## WHAT IS REQUIRED
Please quote the material exactly, every line of it.

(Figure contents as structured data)
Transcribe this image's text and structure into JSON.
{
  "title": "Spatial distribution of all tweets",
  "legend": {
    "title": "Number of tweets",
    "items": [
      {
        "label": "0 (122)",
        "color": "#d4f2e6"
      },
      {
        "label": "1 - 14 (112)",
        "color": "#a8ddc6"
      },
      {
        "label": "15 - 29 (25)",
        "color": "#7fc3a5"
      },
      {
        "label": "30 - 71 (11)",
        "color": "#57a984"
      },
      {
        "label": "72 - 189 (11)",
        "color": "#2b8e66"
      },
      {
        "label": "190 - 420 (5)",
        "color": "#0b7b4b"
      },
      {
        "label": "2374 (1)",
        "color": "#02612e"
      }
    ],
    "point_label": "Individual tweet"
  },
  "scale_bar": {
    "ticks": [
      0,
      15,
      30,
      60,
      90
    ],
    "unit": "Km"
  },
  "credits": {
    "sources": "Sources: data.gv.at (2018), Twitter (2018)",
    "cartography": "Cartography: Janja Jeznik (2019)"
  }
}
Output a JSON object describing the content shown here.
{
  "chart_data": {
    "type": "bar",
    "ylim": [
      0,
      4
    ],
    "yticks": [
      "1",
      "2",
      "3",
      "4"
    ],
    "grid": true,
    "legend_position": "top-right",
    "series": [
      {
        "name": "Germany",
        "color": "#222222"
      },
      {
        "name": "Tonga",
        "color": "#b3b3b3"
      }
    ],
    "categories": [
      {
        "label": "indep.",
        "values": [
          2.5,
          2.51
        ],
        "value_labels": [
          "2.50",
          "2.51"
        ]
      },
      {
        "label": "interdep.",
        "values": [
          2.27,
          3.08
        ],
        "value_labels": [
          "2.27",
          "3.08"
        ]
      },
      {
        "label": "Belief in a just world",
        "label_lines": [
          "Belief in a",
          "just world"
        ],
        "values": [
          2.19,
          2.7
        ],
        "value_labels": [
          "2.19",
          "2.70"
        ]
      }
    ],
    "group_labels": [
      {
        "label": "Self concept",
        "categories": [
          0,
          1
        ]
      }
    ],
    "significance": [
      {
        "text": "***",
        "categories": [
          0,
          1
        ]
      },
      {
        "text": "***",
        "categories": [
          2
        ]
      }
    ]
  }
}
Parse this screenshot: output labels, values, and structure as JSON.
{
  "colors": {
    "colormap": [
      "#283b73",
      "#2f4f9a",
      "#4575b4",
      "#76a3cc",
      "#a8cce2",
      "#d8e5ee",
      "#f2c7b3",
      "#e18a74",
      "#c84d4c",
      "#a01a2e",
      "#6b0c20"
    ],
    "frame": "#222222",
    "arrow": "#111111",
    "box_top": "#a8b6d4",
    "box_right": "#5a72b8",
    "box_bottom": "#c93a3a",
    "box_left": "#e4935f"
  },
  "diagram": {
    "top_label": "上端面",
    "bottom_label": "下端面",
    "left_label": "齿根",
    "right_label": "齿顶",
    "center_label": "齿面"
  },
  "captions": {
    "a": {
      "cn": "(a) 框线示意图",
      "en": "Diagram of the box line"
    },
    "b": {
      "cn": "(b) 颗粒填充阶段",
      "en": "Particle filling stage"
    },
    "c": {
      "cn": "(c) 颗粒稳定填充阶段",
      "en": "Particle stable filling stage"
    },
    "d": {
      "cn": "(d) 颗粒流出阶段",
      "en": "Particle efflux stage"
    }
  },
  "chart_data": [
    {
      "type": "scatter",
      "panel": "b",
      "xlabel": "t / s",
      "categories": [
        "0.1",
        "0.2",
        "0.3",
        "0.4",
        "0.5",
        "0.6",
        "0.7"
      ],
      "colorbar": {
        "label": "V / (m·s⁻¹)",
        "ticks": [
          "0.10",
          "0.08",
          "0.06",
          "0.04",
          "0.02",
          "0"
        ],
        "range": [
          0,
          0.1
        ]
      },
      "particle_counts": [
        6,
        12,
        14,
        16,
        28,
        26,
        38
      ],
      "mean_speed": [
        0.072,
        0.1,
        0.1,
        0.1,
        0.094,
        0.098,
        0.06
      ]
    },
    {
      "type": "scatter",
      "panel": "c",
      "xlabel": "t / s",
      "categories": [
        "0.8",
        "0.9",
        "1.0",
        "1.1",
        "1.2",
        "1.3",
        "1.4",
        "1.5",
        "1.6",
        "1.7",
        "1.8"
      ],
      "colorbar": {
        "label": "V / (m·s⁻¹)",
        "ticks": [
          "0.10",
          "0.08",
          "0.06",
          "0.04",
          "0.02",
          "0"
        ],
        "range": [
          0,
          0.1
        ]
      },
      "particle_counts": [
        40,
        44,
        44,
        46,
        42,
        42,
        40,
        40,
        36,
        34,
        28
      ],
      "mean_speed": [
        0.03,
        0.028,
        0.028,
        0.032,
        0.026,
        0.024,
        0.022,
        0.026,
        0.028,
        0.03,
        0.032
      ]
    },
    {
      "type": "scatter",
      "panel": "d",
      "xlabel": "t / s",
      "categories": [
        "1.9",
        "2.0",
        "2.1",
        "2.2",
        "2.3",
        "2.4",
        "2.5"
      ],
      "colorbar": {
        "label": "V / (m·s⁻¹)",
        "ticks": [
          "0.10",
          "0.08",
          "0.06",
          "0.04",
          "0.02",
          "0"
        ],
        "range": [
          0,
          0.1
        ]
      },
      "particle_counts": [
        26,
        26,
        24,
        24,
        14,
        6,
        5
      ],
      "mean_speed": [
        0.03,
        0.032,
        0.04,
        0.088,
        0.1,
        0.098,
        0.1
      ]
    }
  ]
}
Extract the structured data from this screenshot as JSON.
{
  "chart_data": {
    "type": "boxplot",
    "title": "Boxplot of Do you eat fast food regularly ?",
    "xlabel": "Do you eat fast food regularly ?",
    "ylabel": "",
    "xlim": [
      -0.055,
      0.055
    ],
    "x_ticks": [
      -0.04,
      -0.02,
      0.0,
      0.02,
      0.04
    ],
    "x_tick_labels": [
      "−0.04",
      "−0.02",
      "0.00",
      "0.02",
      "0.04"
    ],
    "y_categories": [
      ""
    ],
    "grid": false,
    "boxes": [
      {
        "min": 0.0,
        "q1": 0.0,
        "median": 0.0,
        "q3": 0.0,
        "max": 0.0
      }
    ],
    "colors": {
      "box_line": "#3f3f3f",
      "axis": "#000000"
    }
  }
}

## REPLY
Transcribe this image's text and structure into JSON.
{
  "title": "Spatial distribution of all tweets",
  "legend": {
    "title": "Number of tweets",
    "items": [
      {
        "label": "0 (122)",
        "color": "#d4f2e6"
      },
      {
        "label": "1 - 14 (112)",
        "color": "#a8ddc6"
      },
      {
        "label": "15 - 29 (25)",
        "color": "#7fc3a5"
      },
      {
        "label": "30 - 71 (11)",
        "color": "#57a984"
      },
      {
        "label": "72 - 189 (11)",
        "color": "#2b8e66"
      },
      {
        "label": "190 - 420 (5)",
        "color": "#0b7b4b"
      },
      {
        "label": "2374 (1)",
        "color": "#02612e"
      }
    ],
    "point_label": "Individual tweet"
  },
  "scale_bar": {
    "ticks": [
      0,
      15,
      30,
      60,
      90
    ],
    "unit": "Km"
  },
  "credits": {
    "sources": "Sources: data.gv.at (2018), Twitter (2018)",
    "cartography": "Cartography: Janja Jeznik (2019)"
  }
}
Output a JSON object describing the content shown here.
{
  "chart_data": {
    "type": "bar",
    "ylim": [
      0,
      4
    ],
    "yticks": [
      "1",
      "2",
      "3",
      "4"
    ],
    "grid": true,
    "legend_position": "top-right",
    "series": [
      {
        "name": "Germany",
        "color": "#222222"
      },
      {
        "name": "Tonga",
        "color": "#b3b3b3"
      }
    ],
    "categories": [
      {
        "label": "indep.",
        "values": [
          2.5,
          2.51
        ],
        "value_labels": [
          "2.50",
          "2.51"
        ]
      },
      {
        "label": "interdep.",
        "values": [
          2.27,
          3.08
        ],
        "value_labels": [
          "2.27",
          "3.08"
        ]
      },
      {
        "label": "Belief in a just world",
        "label_lines": [
          "Belief in a",
          "just world"
        ],
        "values": [
          2.19,
          2.7
        ],
        "value_labels": [
          "2.19",
          "2.70"
        ]
      }
    ],
    "group_labels": [
      {
        "label": "Self concept",
        "categories": [
          0,
          1
        ]
      }
    ],
    "significance": [
      {
        "text": "***",
        "categories": [
          0,
          1
        ]
      },
      {
        "text": "***",
        "categories": [
          2
        ]
      }
    ]
  }
}
Parse this screenshot: output labels, values, and structure as JSON.
{
  "colors": {
    "colormap": [
      "#283b73",
      "#2f4f9a",
      "#4575b4",
      "#76a3cc",
      "#a8cce2",
      "#d8e5ee",
      "#f2c7b3",
      "#e18a74",
      "#c84d4c",
      "#a01a2e",
      "#6b0c20"
    ],
    "frame": "#222222",
    "arrow": "#111111",
    "box_top": "#a8b6d4",
    "box_right": "#5a72b8",
    "box_bottom": "#c93a3a",
    "box_left": "#e4935f"
  },
  "diagram": {
    "top_label": "上端面",
    "bottom_label": "下端面",
    "left_label": "齿根",
    "right_label": "齿顶",
    "center_label": "齿面"
  },
  "captions": {
    "a": {
      "cn": "(a) 框线示意图",
      "en": "Diagram of the box line"
    },
    "b": {
      "cn": "(b) 颗粒填充阶段",
      "en": "Particle filling stage"
    },
    "c": {
      "cn": "(c) 颗粒稳定填充阶段",
      "en": "Particle stable filling stage"
    },
    "d": {
      "cn": "(d) 颗粒流出阶段",
      "en": "Particle efflux stage"
    }
  },
  "chart_data": [
    {
      "type": "scatter",
      "panel": "b",
      "xlabel": "t / s",
      "categories": [
        "0.1",
        "0.2",
        "0.3",
        "0.4",
        "0.5",
        "0.6",
        "0.7"
      ],
      "colorbar": {
        "label": "V / (m·s⁻¹)",
        "ticks": [
          "0.10",
          "0.08",
          "0.06",
          "0.04",
          "0.02",
          "0"
        ],
        "range": [
          0,
          0.1
        ]
      },
      "particle_counts": [
        6,
        12,
        14,
        16,
        28,
        26,
        38
      ],
      "mean_speed": [
        0.072,
        0.1,
        0.1,
        0.1,
        0.094,
        0.098,
        0.06
      ]
    },
    {
      "type": "scatter",
      "panel": "c",
      "xlabel": "t / s",
      "categories": [
        "0.8",
        "0.9",
        "1.0",
        "1.1",
        "1.2",
        "1.3",
        "1.4",
        "1.5",
        "1.6",
        "1.7",
        "1.8"
      ],
      "colorbar": {
        "label": "V / (m·s⁻¹)",
        "ticks": [
          "0.10",
          "0.08",
          "0.06",
          "0.04",
          "0.02",
          "0"
        ],
        "range": [
          0,
          0.1
        ]
      },
      "particle_counts": [
        40,
        44,
        44,
        46,
        42,
        42,
        40,
        40,
        36,
        34,
        28
      ],
      "mean_speed": [
        0.03,
        0.028,
        0.028,
        0.032,
        0.026,
        0.024,
        0.022,
        0.026,
        0.028,
        0.03,
        0.032
      ]
    },
    {
      "type": "scatter",
      "panel": "d",
      "xlabel": "t / s",
      "categories": [
        "1.9",
        "2.0",
        "2.1",
        "2.2",
        "2.3",
        "2.4",
        "2.5"
      ],
      "colorbar": {
        "label": "V / (m·s⁻¹)",
        "ticks": [
          "0.10",
          "0.08",
          "0.06",
          "0.04",
          "0.02",
          "0"
        ],
        "range": [
          0,
          0.1
        ]
      },
      "particle_counts": [
        26,
        26,
        24,
        24,
        14,
        6,
        5
      ],
      "mean_speed": [
        0.03,
        0.032,
        0.04,
        0.088,
        0.1,
        0.098,
        0.1
      ]
    }
  ]
}
Extract the structured data from this screenshot as JSON.
{
  "chart_data": {
    "type": "boxplot",
    "title": "Boxplot of Do you eat fast food regularly ?",
    "xlabel": "Do you eat fast food regularly ?",
    "ylabel": "",
    "xlim": [
      -0.055,
      0.055
    ],
    "x_ticks": [
      -0.04,
      -0.02,
      0.0,
      0.02,
      0.04
    ],
    "x_tick_labels": [
      "−0.04",
      "−0.02",
      "0.00",
      "0.02",
      "0.04"
    ],
    "y_categories": [
      ""
    ],
    "grid": false,
    "boxes": [
      {
        "min": 0.0,
        "q1": 0.0,
        "median": 0.0,
        "q3": 0.0,
        "max": 0.0
      }
    ],
    "colors": {
      "box_line": "#3f3f3f",
      "axis": "#000000"
    }
  }
}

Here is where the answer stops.